What you are asked to do: Return all lines from the listing below in which the string "podejrzewanych" occurs.

┌──

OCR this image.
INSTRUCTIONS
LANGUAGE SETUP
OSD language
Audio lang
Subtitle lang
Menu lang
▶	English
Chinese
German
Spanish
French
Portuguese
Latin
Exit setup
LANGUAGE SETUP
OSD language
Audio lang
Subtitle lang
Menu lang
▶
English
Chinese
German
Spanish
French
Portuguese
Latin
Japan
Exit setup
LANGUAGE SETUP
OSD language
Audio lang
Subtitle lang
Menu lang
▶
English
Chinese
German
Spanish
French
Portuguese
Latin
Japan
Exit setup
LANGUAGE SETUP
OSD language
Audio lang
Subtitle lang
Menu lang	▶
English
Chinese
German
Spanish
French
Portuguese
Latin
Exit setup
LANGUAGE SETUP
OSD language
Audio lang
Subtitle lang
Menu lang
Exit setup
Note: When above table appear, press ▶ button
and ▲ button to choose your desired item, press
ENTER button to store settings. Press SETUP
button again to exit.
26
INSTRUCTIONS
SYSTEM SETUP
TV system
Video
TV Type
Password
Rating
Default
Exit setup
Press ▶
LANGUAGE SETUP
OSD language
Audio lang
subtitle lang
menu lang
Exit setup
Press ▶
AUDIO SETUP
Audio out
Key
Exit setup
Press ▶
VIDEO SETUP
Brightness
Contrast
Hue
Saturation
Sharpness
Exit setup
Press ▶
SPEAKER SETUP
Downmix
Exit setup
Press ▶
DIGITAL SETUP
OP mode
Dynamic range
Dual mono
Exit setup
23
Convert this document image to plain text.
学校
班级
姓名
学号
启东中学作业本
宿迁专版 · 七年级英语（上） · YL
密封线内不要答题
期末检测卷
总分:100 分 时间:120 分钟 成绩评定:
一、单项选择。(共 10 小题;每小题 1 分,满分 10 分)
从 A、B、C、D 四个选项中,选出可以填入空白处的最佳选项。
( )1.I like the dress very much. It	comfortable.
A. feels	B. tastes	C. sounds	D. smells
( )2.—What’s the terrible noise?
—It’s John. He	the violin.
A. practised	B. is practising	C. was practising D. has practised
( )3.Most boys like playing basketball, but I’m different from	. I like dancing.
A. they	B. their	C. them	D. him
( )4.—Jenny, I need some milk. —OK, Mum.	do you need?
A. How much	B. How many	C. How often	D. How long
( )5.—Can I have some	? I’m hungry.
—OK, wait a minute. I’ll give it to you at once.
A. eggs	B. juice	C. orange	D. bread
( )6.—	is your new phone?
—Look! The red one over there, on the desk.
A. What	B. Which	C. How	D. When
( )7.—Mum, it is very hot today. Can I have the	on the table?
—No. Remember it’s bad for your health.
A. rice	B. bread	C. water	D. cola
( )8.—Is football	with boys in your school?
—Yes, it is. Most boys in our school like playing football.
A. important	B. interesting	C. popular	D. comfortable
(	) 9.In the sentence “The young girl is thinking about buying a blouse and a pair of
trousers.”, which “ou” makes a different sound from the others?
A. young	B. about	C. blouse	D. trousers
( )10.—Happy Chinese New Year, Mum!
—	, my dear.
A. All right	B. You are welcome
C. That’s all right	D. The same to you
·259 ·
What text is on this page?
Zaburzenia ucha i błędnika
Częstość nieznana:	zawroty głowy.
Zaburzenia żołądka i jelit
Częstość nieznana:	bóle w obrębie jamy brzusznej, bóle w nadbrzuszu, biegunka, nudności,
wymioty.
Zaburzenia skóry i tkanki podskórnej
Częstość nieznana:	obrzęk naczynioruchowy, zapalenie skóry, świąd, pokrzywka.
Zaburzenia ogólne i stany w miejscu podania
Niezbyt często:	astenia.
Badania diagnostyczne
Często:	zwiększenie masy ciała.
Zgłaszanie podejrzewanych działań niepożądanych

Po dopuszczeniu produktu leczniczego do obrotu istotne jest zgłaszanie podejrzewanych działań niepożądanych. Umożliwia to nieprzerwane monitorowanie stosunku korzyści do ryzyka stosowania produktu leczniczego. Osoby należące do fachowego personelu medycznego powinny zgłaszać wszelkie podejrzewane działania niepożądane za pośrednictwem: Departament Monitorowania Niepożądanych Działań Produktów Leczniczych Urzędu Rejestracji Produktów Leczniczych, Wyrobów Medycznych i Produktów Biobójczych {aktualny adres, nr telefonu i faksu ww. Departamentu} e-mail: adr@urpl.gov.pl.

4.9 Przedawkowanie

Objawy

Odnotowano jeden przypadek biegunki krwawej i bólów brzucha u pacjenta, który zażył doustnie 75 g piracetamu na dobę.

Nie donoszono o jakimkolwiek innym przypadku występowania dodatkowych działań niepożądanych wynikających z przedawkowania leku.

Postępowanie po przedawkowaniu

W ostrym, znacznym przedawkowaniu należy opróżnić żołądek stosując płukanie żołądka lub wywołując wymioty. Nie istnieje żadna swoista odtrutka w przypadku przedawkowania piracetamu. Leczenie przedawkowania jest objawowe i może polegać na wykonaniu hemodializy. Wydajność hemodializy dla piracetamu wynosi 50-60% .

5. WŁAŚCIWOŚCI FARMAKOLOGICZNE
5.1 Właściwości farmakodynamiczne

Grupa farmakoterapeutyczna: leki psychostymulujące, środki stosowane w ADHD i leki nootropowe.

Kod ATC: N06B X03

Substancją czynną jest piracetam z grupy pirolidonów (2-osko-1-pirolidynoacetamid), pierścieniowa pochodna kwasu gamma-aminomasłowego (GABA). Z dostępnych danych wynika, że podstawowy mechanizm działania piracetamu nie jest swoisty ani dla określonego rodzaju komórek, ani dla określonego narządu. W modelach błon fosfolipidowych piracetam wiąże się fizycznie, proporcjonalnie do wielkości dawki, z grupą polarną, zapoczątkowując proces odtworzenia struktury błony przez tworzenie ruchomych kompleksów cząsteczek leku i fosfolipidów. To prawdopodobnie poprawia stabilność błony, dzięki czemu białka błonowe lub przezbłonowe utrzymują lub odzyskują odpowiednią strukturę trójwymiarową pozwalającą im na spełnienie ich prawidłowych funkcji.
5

└──

Exercise answer:
Zgłaszanie podejrzewanych działań niepożądanych
Po dopuszczeniu produktu leczniczego do obrotu istotne jest zgłaszanie podejrzewanych działań niepożądanych. Umożliwia to nieprzerwane monitorowanie stosunku korzyści do ryzyka stosowania produktu leczniczego. Osoby należące do fachowego personelu medycznego powinny zgłaszać wszelkie podejrzewane działania niepożądane za pośrednictwem: Departament Monitorowania Niepożądanych Działań Produktów Leczniczych Urzędu Rejestracji Produktów Leczniczych, Wyrobów Medycznych i Produktów Biobójczych {aktualny adres, nr telefonu i faksu ww. Departamentu} e-mail: adr@urpl.gov.pl.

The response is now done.